OBJECTIVE:
Could you print all the entries exactly?

SUPPLIED MATERIAL:
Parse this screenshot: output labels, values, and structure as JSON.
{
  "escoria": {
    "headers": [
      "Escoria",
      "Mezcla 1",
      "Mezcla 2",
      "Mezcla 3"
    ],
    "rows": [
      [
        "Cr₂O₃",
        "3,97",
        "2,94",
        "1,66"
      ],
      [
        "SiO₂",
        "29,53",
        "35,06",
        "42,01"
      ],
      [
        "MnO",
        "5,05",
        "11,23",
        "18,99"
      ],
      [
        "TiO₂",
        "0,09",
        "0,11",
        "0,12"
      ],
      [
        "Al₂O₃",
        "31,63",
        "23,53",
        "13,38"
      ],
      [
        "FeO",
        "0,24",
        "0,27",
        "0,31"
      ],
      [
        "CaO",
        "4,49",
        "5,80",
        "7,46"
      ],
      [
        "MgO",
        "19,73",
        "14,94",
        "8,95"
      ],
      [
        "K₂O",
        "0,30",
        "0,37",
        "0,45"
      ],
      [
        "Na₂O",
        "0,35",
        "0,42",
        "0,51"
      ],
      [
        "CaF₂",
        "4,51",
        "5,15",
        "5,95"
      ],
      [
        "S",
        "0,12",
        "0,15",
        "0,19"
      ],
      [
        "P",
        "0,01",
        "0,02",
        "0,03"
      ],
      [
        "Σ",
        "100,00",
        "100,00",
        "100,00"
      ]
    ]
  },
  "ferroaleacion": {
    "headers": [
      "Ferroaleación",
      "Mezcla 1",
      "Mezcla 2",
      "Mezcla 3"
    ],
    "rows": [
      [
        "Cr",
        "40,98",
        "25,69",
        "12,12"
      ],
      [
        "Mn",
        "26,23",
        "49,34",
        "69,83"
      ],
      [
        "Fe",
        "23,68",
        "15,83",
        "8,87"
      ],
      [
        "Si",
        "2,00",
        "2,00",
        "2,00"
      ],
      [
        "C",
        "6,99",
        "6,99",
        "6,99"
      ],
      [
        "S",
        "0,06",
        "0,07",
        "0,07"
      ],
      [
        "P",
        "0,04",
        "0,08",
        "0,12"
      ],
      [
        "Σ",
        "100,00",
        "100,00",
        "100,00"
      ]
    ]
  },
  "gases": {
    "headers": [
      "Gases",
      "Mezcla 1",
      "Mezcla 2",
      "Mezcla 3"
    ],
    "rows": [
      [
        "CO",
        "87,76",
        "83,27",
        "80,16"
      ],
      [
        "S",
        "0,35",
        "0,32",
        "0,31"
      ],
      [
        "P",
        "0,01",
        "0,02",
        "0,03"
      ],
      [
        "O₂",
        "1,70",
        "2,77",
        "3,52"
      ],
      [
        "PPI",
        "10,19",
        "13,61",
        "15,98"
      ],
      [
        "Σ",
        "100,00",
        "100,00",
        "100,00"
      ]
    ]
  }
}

RESPONSE TO THIS TASK:
Parse this screenshot: output labels, values, and structure as JSON.
{
  "escoria": {
    "headers": [
      "Escoria",
      "Mezcla 1",
      "Mezcla 2",
      "Mezcla 3"
    ],
    "rows": [
      [
        "Cr₂O₃",
        "3,97",
        "2,94",
        "1,66"
      ],
      [
        "SiO₂",
        "29,53",
        "35,06",
        "42,01"
      ],
      [
        "MnO",
        "5,05",
        "11,23",
        "18,99"
      ],
      [
        "TiO₂",
        "0,09",
        "0,11",
        "0,12"
      ],
      [
        "Al₂O₃",
        "31,63",
        "23,53",
        "13,38"
      ],
      [
        "FeO",
        "0,24",
        "0,27",
        "0,31"
      ],
      [
        "CaO",
        "4,49",
        "5,80",
        "7,46"
      ],
      [
        "MgO",
        "19,73",
        "14,94",
        "8,95"
      ],
      [
        "K₂O",
        "0,30",
        "0,37",
        "0,45"
      ],
      [
        "Na₂O",
        "0,35",
        "0,42",
        "0,51"
      ],
      [
        "CaF₂",
        "4,51",
        "5,15",
        "5,95"
      ],
      [
        "S",
        "0,12",
        "0,15",
        "0,19"
      ],
      [
        "P",
        "0,01",
        "0,02",
        "0,03"
      ],
      [
        "Σ",
        "100,00",
        "100,00",
        "100,00"
      ]
    ]
  },
  "ferroaleacion": {
    "headers": [
      "Ferroaleación",
      "Mezcla 1",
      "Mezcla 2",
      "Mezcla 3"
    ],
    "rows": [
      [
        "Cr",
        "40,98",
        "25,69",
        "12,12"
      ],
      [
        "Mn",
        "26,23",
        "49,34",
        "69,83"
      ],
      [
        "Fe",
        "23,68",
        "15,83",
        "8,87"
      ],
      [
        "Si",
        "2,00",
        "2,00",
        "2,00"
      ],
      [
        "C",
        "6,99",
        "6,99",
        "6,99"
      ],
      [
        "S",
        "0,06",
        "0,07",
        "0,07"
      ],
      [
        "P",
        "0,04",
        "0,08",
        "0,12"
      ],
      [
        "Σ",
        "100,00",
        "100,00",
        "100,00"
      ]
    ]
  },
  "gases": {
    "headers": [
      "Gases",
      "Mezcla 1",
      "Mezcla 2",
      "Mezcla 3"
    ],
    "rows": [
      [
        "CO",
        "87,76",
        "83,27",
        "80,16"
      ],
      [
        "S",
        "0,35",
        "0,32",
        "0,31"
      ],
      [
        "P",
        "0,01",
        "0,02",
        "0,03"
      ],
      [
        "O₂",
        "1,70",
        "2,77",
        "3,52"
      ],
      [
        "PPI",
        "10,19",
        "13,61",
        "15,98"
      ],
      [
        "Σ",
        "100,00",
        "100,00",
        "100,00"
      ]
    ]
  }
}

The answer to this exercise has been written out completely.